● **Task to complete**: Every record below should be transcribed exactly. Omit the images.
-- Start Stored rows --
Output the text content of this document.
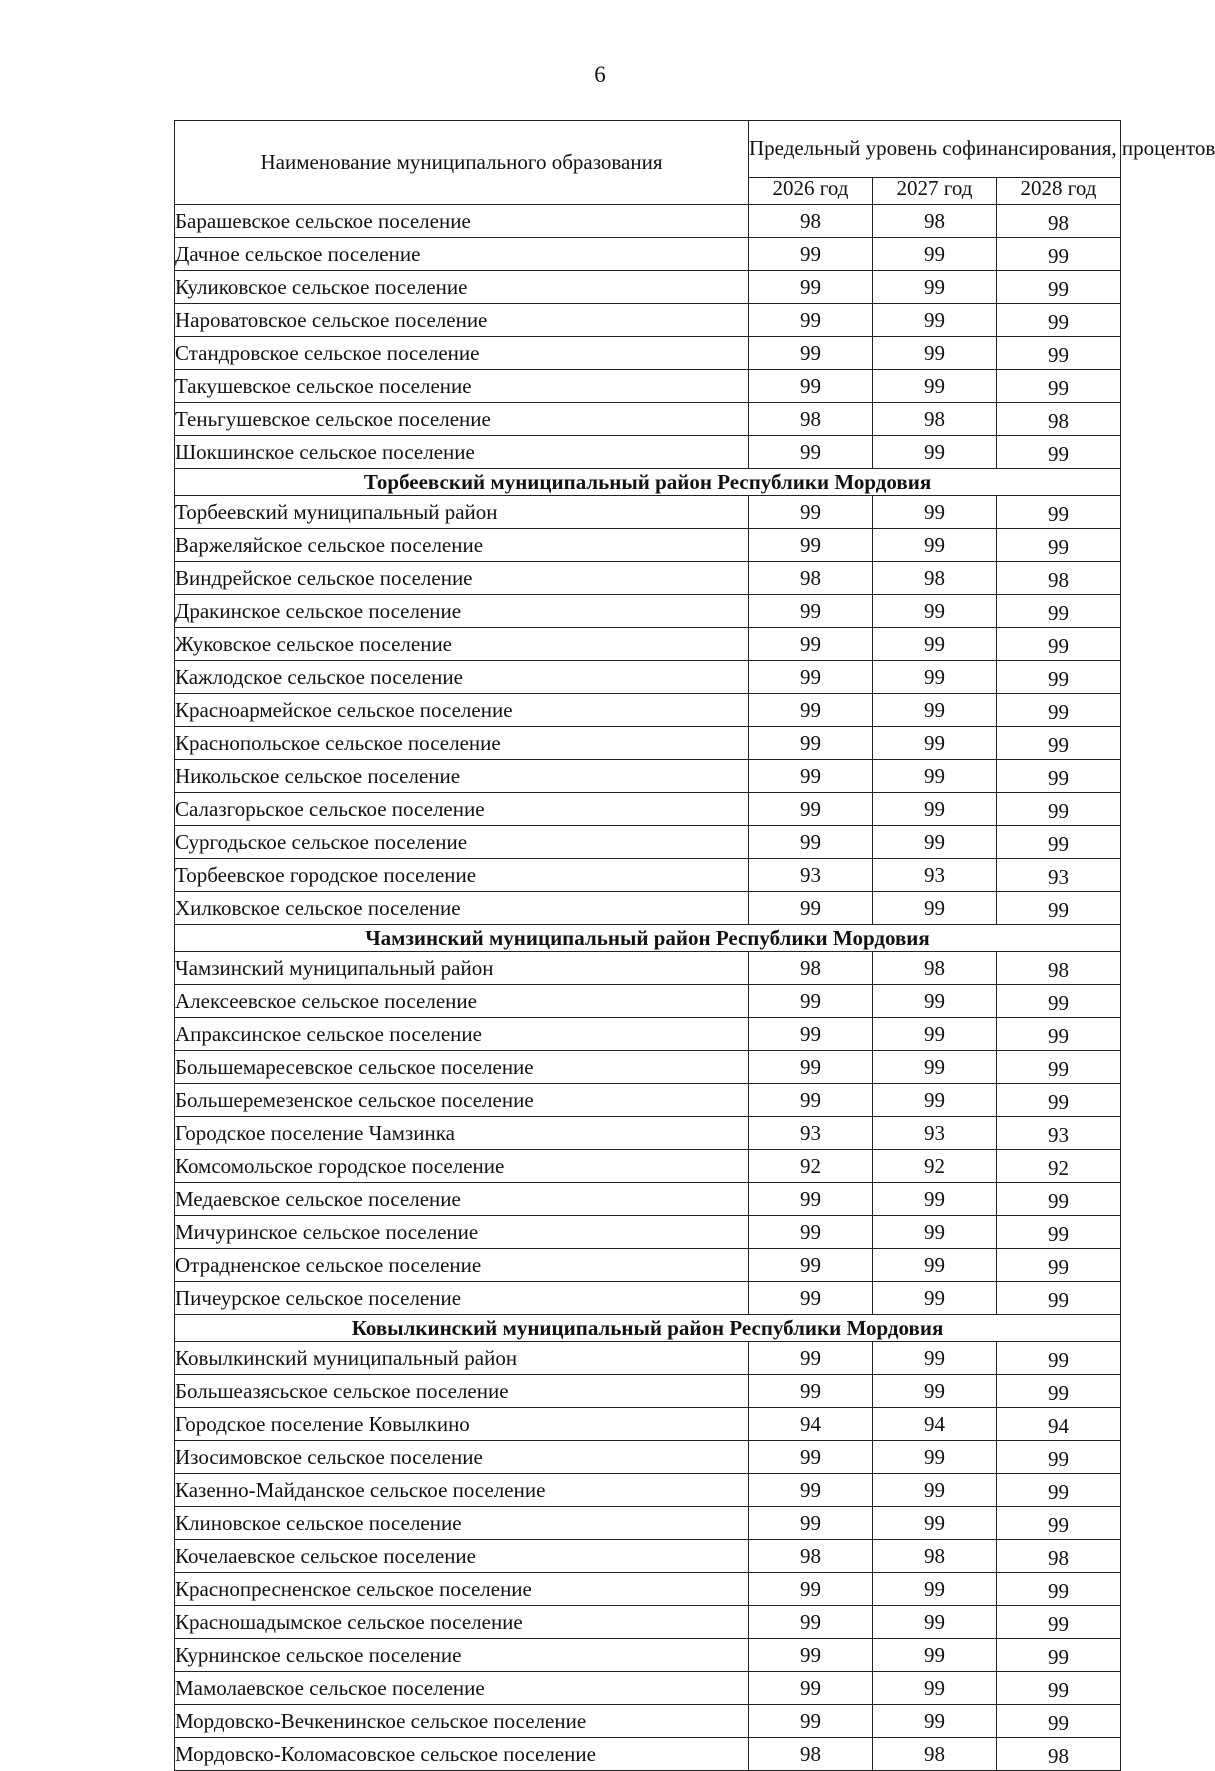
6
Наименование муниципального образования	Предельный уровень софинансирования, процентов		
	2026 год	2027 год	2028 год
Барашевское сельское поселение	98	98	98
Дачное сельское поселение	99	99	99
Куликовское сельское поселение	99	99	99
Нароватовское сельское поселение	99	99	99
Стандровское сельское поселение	99	99	99
Такушевское сельское поселение	99	99	99
Теньгушевское сельское поселение	98	98	98
Шокшинское сельское поселение	99	99	99
Торбеевский муниципальный район Республики Мордовия			
Торбеевский муниципальный район	99	99	99
Варжеляйское сельское поселение	99	99	99
Виндрейское сельское поселение	98	98	98
Дракинское сельское поселение	99	99	99
Жуковское сельское поселение	99	99	99
Кажлодское сельское поселение	99	99	99
Красноармейское сельское поселение	99	99	99
Краснопольское сельское поселение	99	99	99
Никольское сельское поселение	99	99	99
Салазгорьское сельское поселение	99	99	99
Сургодьское сельское поселение	99	99	99
Торбеевское городское поселение	93	93	93
Хилковское сельское поселение	99	99	99
Чамзинский муниципальный район Республики Мордовия			
Чамзинский муниципальный район	98	98	98
Алексеевское сельское поселение	99	99	99
Апраксинское сельское поселение	99	99	99
Большемаресевское сельское поселение	99	99	99
Большеремезенское сельское поселение	99	99	99
Городское поселение Чамзинка	93	93	93
Комсомольское городское поселение	92	92	92
Медаевское сельское поселение	99	99	99
Мичуринское сельское поселение	99	99	99
Отрадненское сельское поселение	99	99	99
Пичеурское сельское поселение	99	99	99
Ковылкинский муниципальный район Республики Мордовия			
Ковылкинский муниципальный район	99	99	99
Большеазясьское сельское поселение	99	99	99
Городское поселение Ковылкино	94	94	94
Изосимовское сельское поселение	99	99	99
Казенно-Майданское сельское поселение	99	99	99
Клиновское сельское поселение	99	99	99
Кочелаевское сельское поселение	98	98	98
Краснопресненское сельское поселение	99	99	99
Красношадымское сельское поселение	99	99	99
Курнинское сельское поселение	99	99	99
Мамолаевское сельское поселение	99	99	99
Мордовско-Вечкенинское сельское поселение	99	99	99
Мордовско-Коломасовское сельское поселение	98	98	98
-- End Stored rows --
● **Answer to this exercise**:
Output the text content of this document.
6
Наименование муниципального образования	Предельный уровень софинансирования, процентов		
	2026 год	2027 год	2028 год
Барашевское сельское поселение	98	98	98
Дачное сельское поселение	99	99	99
Куликовское сельское поселение	99	99	99
Нароватовское сельское поселение	99	99	99
Стандровское сельское поселение	99	99	99
Такушевское сельское поселение	99	99	99
Теньгушевское сельское поселение	98	98	98
Шокшинское сельское поселение	99	99	99
Торбеевский муниципальный район Республики Мордовия			
Торбеевский муниципальный район	99	99	99
Варжеляйское сельское поселение	99	99	99
Виндрейское сельское поселение	98	98	98
Дракинское сельское поселение	99	99	99
Жуковское сельское поселение	99	99	99
Кажлодское сельское поселение	99	99	99
Красноармейское сельское поселение	99	99	99
Краснопольское сельское поселение	99	99	99
Никольское сельское поселение	99	99	99
Салазгорьское сельское поселение	99	99	99
Сургодьское сельское поселение	99	99	99
Торбеевское городское поселение	93	93	93
Хилковское сельское поселение	99	99	99
Чамзинский муниципальный район Республики Мордовия			
Чамзинский муниципальный район	98	98	98
Алексеевское сельское поселение	99	99	99
Апраксинское сельское поселение	99	99	99
Большемаресевское сельское поселение	99	99	99
Большеремезенское сельское поселение	99	99	99
Городское поселение Чамзинка	93	93	93
Комсомольское городское поселение	92	92	92
Медаевское сельское поселение	99	99	99
Мичуринское сельское поселение	99	99	99
Отрадненское сельское поселение	99	99	99
Пичеурское сельское поселение	99	99	99
Ковылкинский муниципальный район Республики Мордовия			
Ковылкинский муниципальный район	99	99	99
Большеазясьское сельское поселение	99	99	99
Городское поселение Ковылкино	94	94	94
Изосимовское сельское поселение	99	99	99
Казенно-Майданское сельское поселение	99	99	99
Клиновское сельское поселение	99	99	99
Кочелаевское сельское поселение	98	98	98
Краснопресненское сельское поселение	99	99	99
Красношадымское сельское поселение	99	99	99
Курнинское сельское поселение	99	99	99
Мамолаевское сельское поселение	99	99	99
Мордовско-Вечкенинское сельское поселение	99	99	99
Мордовско-Коломасовское сельское поселение	98	98	98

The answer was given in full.